Work out the number of lines containing "XYWind". Answer with nothing but that number.

**RECORDS SUPPLIED**

--

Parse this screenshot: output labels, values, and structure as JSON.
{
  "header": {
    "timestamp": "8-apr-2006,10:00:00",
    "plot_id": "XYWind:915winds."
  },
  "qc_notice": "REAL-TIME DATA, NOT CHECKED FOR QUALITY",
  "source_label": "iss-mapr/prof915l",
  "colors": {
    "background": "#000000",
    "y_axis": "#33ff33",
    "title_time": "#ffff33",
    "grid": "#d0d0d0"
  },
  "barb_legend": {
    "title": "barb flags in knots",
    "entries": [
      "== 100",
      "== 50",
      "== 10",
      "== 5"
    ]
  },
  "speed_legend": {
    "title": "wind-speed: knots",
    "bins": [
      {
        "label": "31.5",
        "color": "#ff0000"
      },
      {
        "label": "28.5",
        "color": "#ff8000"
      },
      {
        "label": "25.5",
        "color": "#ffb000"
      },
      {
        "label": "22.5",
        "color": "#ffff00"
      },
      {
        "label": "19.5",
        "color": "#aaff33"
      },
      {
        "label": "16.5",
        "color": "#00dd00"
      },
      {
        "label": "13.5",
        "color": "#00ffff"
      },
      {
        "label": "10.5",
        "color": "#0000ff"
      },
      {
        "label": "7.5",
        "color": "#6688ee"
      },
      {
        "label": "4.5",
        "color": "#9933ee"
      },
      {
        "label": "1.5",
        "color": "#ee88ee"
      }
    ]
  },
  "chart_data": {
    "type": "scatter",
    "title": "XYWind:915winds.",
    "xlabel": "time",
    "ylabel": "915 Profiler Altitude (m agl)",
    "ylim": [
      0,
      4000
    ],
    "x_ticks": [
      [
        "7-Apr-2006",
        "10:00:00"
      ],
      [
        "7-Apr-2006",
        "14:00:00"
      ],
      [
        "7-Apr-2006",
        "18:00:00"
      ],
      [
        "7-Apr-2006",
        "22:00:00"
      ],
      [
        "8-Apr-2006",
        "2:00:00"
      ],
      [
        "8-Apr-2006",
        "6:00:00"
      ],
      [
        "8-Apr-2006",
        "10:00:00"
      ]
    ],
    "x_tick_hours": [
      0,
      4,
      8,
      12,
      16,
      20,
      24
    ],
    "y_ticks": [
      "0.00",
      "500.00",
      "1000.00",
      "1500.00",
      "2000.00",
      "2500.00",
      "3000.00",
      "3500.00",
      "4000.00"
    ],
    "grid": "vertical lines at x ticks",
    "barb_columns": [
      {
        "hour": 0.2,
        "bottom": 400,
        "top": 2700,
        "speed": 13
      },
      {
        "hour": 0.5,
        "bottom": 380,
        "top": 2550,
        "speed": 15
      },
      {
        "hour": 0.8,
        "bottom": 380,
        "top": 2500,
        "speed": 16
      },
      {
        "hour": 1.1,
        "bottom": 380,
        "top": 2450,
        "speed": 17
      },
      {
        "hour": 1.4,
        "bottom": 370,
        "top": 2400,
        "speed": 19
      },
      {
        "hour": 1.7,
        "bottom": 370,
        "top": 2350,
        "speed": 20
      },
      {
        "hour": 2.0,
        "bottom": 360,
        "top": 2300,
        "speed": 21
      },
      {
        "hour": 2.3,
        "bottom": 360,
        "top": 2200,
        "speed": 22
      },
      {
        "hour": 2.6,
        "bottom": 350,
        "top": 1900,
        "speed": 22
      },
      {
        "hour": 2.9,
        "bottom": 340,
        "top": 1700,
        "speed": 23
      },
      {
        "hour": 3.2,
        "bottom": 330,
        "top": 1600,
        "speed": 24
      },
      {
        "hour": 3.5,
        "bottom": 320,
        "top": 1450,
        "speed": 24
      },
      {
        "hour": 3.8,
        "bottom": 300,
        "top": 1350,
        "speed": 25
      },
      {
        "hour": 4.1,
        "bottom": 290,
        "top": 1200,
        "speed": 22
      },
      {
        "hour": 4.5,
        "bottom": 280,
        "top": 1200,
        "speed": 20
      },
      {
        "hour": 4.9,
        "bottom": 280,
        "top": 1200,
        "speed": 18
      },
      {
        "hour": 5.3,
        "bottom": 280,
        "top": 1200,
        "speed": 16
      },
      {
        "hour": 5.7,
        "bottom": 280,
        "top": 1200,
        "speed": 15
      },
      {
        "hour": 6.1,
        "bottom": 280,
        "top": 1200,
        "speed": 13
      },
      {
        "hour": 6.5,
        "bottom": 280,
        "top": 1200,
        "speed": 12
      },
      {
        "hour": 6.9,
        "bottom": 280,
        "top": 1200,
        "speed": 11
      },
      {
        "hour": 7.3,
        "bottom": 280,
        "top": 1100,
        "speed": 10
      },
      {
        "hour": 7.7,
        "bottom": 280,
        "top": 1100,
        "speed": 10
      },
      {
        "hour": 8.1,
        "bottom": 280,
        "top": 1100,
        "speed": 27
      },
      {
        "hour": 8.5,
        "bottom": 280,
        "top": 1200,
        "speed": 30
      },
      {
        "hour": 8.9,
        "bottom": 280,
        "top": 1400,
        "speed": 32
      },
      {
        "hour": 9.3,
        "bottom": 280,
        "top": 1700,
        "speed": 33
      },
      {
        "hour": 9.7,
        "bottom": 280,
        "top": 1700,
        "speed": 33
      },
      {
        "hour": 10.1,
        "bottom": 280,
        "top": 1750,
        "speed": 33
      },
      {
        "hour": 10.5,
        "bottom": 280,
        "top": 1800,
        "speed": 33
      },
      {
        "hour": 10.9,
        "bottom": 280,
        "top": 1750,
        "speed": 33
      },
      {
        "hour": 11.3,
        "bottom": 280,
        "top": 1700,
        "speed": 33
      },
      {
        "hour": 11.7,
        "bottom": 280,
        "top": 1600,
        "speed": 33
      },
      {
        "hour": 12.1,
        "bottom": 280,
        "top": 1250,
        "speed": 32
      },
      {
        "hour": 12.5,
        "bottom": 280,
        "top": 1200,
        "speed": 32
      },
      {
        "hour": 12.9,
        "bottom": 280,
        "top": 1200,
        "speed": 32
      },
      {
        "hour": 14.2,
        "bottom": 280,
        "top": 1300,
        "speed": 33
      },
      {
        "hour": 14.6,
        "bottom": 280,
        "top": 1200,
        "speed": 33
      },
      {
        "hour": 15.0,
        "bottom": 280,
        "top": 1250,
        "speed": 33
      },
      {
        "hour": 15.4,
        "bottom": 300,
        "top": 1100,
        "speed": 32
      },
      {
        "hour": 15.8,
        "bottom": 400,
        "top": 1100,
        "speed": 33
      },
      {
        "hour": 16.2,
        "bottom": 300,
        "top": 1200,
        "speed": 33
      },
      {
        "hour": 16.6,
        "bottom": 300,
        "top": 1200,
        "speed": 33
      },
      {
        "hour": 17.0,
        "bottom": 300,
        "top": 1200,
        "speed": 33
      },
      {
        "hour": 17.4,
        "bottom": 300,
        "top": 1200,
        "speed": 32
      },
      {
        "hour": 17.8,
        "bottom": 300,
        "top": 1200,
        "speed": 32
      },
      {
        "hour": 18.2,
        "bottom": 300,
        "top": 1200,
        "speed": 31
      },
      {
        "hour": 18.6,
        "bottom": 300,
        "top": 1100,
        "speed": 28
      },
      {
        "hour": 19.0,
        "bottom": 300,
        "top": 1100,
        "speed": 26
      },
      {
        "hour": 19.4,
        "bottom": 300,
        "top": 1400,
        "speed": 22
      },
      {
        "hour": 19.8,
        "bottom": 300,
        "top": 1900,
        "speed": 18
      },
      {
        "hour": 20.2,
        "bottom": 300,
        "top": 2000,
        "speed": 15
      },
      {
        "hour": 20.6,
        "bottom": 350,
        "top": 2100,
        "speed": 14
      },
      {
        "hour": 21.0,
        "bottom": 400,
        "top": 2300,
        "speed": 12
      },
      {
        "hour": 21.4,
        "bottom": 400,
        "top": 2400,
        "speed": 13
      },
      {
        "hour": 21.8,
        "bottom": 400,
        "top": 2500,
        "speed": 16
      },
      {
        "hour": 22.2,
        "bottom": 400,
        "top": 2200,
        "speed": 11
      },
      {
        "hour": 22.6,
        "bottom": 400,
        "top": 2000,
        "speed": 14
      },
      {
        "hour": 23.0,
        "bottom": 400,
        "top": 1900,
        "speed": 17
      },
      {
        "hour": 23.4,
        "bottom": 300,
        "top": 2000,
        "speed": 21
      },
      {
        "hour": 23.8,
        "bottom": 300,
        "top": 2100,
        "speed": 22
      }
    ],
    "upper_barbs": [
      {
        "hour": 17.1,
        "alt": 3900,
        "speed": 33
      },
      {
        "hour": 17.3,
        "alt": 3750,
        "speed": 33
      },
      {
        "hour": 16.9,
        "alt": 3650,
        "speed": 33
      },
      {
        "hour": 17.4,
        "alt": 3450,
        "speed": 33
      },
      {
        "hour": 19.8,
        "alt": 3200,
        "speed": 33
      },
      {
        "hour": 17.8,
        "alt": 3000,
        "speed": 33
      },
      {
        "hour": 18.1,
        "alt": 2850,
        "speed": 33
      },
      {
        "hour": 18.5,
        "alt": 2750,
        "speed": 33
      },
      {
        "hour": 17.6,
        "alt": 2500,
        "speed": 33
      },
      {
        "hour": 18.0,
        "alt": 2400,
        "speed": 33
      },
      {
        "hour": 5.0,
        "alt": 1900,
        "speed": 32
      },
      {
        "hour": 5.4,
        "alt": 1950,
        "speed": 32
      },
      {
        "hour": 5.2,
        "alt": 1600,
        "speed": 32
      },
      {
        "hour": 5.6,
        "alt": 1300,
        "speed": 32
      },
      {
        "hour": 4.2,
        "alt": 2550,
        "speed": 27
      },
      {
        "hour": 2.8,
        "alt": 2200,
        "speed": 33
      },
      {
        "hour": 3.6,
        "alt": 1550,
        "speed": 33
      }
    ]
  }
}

--

**WRITTEN RESPONSE**
2